AIM OF THE EXERCISE —
Retype, without changes, every line from the line that contains "Serialize everything readable" through the final line of the records. Exclude pictures.

Data items —
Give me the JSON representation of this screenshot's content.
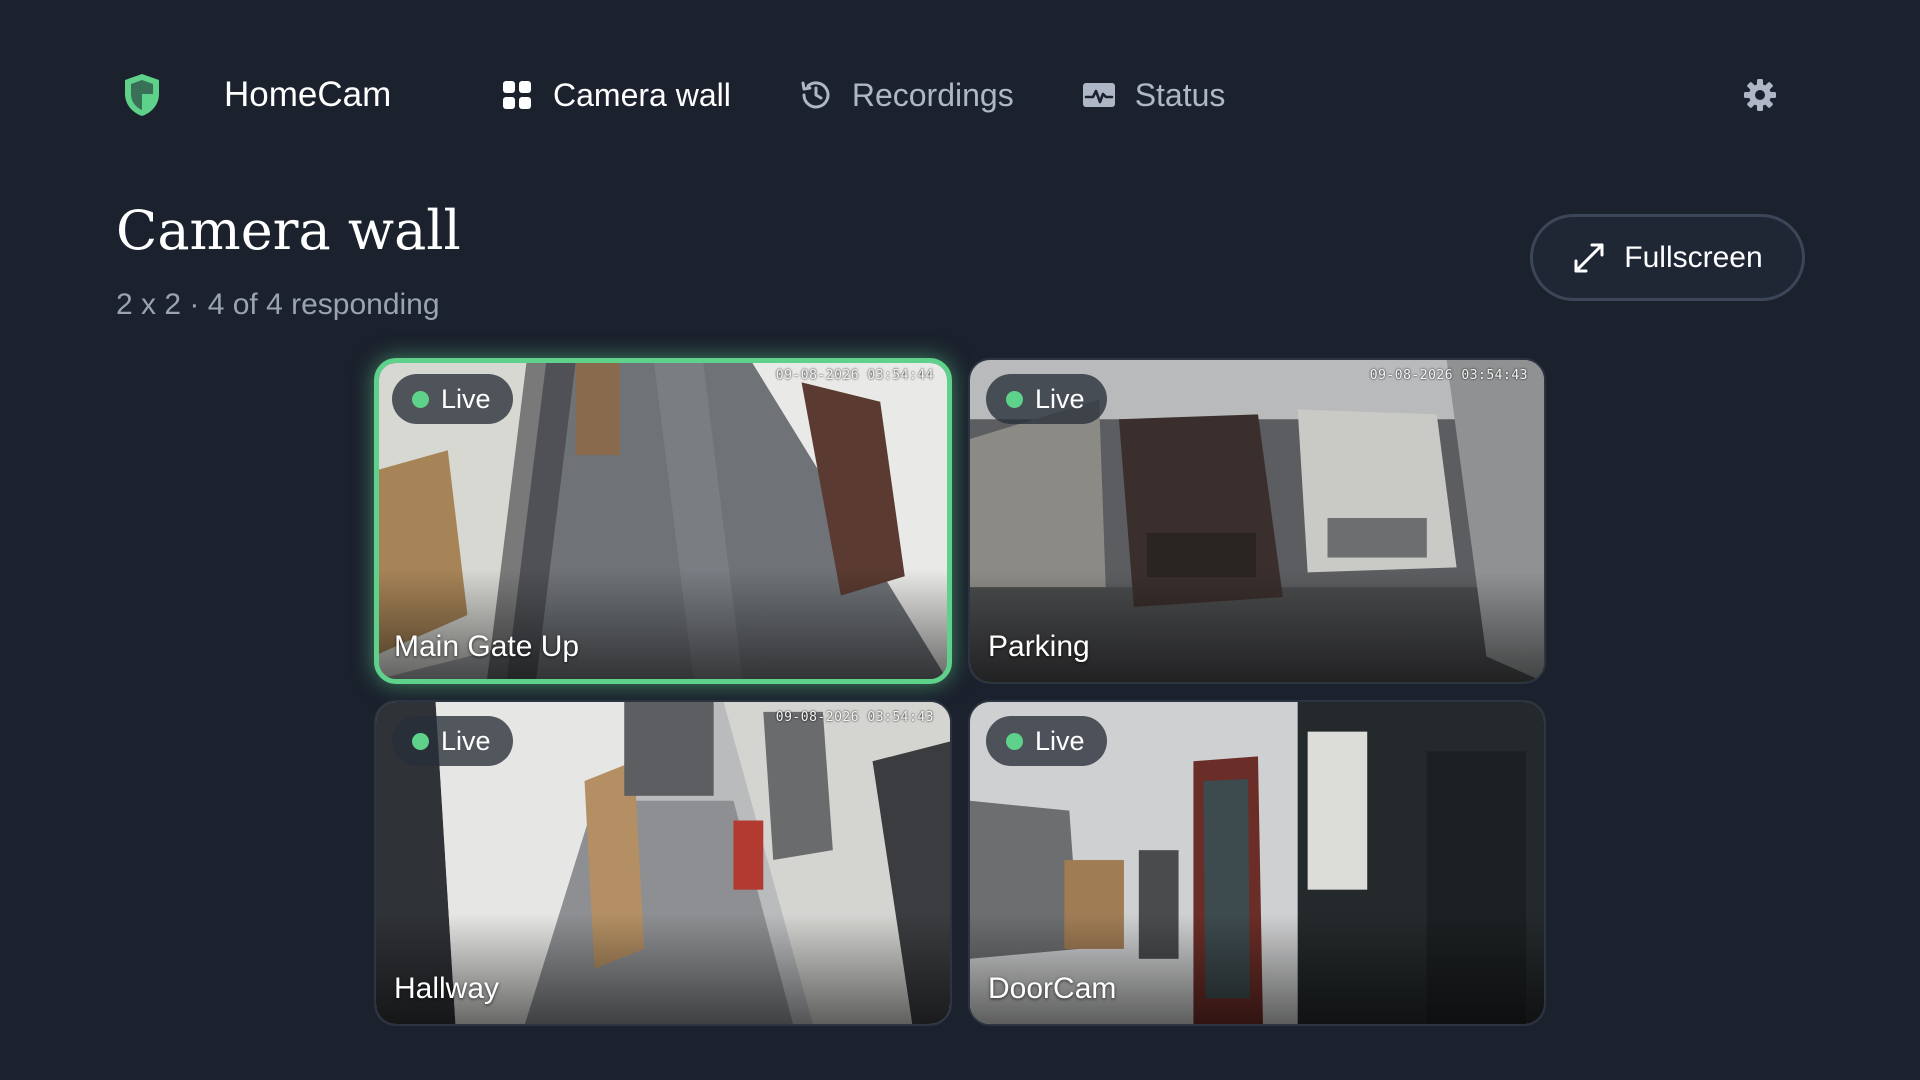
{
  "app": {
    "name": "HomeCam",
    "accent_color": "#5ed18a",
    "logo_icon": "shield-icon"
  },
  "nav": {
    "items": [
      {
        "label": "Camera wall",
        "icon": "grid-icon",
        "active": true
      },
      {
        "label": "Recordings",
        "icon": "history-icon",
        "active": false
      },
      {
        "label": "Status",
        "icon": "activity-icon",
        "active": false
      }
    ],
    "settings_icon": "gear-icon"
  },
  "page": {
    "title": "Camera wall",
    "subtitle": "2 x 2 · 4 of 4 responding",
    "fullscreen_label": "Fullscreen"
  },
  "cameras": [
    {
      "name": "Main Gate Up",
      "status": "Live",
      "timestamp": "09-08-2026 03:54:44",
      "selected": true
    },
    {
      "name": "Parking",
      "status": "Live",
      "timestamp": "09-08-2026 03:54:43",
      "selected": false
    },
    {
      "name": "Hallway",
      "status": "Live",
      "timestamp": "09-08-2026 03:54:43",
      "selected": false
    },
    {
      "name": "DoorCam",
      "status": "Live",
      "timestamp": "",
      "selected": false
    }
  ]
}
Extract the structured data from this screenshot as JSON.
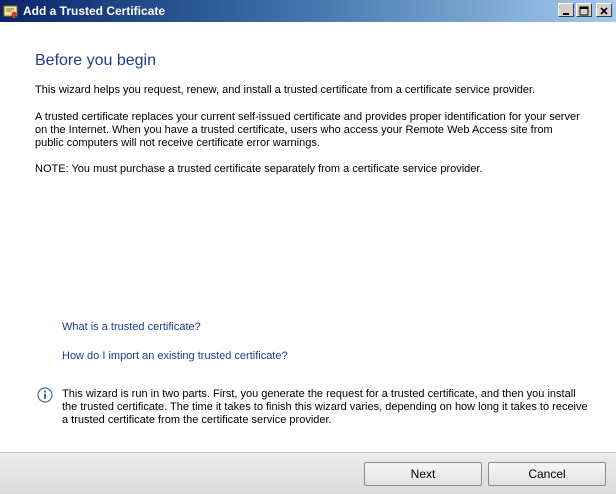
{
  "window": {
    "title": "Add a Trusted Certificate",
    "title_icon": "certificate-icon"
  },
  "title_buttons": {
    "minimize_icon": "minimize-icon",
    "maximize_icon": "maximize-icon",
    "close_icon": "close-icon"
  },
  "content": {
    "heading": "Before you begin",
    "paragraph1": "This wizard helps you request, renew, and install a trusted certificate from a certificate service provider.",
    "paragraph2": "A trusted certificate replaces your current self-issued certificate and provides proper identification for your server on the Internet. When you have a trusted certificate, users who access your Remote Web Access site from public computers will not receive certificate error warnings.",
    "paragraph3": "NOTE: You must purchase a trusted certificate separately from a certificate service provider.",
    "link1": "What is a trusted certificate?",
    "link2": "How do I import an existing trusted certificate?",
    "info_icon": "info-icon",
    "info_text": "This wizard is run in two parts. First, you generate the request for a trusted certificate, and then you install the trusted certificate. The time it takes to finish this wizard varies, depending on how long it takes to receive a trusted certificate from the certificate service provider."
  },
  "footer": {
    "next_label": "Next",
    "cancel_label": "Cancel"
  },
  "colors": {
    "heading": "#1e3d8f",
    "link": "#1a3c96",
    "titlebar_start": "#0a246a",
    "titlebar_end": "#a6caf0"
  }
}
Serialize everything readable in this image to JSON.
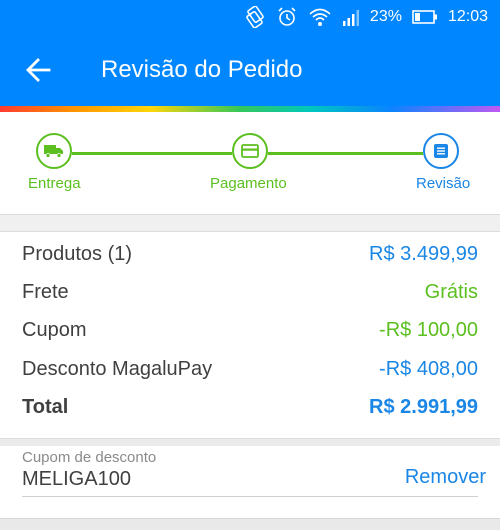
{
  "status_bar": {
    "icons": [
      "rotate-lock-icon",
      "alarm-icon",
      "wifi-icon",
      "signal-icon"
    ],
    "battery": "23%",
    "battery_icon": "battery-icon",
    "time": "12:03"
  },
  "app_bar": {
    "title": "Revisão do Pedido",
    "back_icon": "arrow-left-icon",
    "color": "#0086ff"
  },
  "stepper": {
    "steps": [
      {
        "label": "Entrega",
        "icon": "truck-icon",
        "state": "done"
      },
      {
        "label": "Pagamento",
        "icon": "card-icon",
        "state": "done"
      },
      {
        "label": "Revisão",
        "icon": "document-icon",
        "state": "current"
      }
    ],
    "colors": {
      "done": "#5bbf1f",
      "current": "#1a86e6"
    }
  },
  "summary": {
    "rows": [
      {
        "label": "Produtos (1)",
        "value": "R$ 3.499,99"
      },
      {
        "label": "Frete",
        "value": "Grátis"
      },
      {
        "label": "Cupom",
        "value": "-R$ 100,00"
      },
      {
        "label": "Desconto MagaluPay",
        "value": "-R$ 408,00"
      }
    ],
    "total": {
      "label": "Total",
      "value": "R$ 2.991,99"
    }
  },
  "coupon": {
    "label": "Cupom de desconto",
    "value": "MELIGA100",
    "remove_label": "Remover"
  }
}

CORRECT RESPONSE —
Serialize everything readable in this image to JSON.
{
  "status_bar": {
    "icons": [
      "rotate-lock-icon",
      "alarm-icon",
      "wifi-icon",
      "signal-icon"
    ],
    "battery": "23%",
    "battery_icon": "battery-icon",
    "time": "12:03"
  },
  "app_bar": {
    "title": "Revisão do Pedido",
    "back_icon": "arrow-left-icon",
    "color": "#0086ff"
  },
  "stepper": {
    "steps": [
      {
        "label": "Entrega",
        "icon": "truck-icon",
        "state": "done"
      },
      {
        "label": "Pagamento",
        "icon": "card-icon",
        "state": "done"
      },
      {
        "label": "Revisão",
        "icon": "document-icon",
        "state": "current"
      }
    ],
    "colors": {
      "done": "#5bbf1f",
      "current": "#1a86e6"
    }
  },
  "summary": {
    "rows": [
      {
        "label": "Produtos (1)",
        "value": "R$ 3.499,99"
      },
      {
        "label": "Frete",
        "value": "Grátis"
      },
      {
        "label": "Cupom",
        "value": "-R$ 100,00"
      },
      {
        "label": "Desconto MagaluPay",
        "value": "-R$ 408,00"
      }
    ],
    "total": {
      "label": "Total",
      "value": "R$ 2.991,99"
    }
  },
  "coupon": {
    "label": "Cupom de desconto",
    "value": "MELIGA100",
    "remove_label": "Remover"
  }
}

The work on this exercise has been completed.